Using the material below, copy every line where "values" appears.

## Start Provided material

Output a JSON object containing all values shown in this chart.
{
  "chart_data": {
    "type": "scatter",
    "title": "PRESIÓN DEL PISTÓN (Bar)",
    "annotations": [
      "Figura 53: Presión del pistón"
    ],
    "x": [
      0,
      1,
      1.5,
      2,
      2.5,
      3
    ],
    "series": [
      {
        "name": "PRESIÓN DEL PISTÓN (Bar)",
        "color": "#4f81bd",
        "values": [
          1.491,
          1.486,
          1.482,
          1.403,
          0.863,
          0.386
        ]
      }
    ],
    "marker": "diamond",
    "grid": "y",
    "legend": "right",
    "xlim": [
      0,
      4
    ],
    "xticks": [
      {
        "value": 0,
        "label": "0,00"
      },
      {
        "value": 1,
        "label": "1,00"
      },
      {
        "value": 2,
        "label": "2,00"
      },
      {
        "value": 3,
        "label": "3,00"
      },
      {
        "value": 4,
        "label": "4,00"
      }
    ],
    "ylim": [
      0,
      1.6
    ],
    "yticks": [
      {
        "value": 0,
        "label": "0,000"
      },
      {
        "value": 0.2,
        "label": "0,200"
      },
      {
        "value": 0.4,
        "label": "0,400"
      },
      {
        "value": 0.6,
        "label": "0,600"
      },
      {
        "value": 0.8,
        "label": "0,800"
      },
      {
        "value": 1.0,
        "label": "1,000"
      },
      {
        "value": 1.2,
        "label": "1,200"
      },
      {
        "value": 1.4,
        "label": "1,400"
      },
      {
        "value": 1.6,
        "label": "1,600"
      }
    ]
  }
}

## End Provided material

#### Complete response
Output a JSON object containing all values shown in this chart.
        "values": [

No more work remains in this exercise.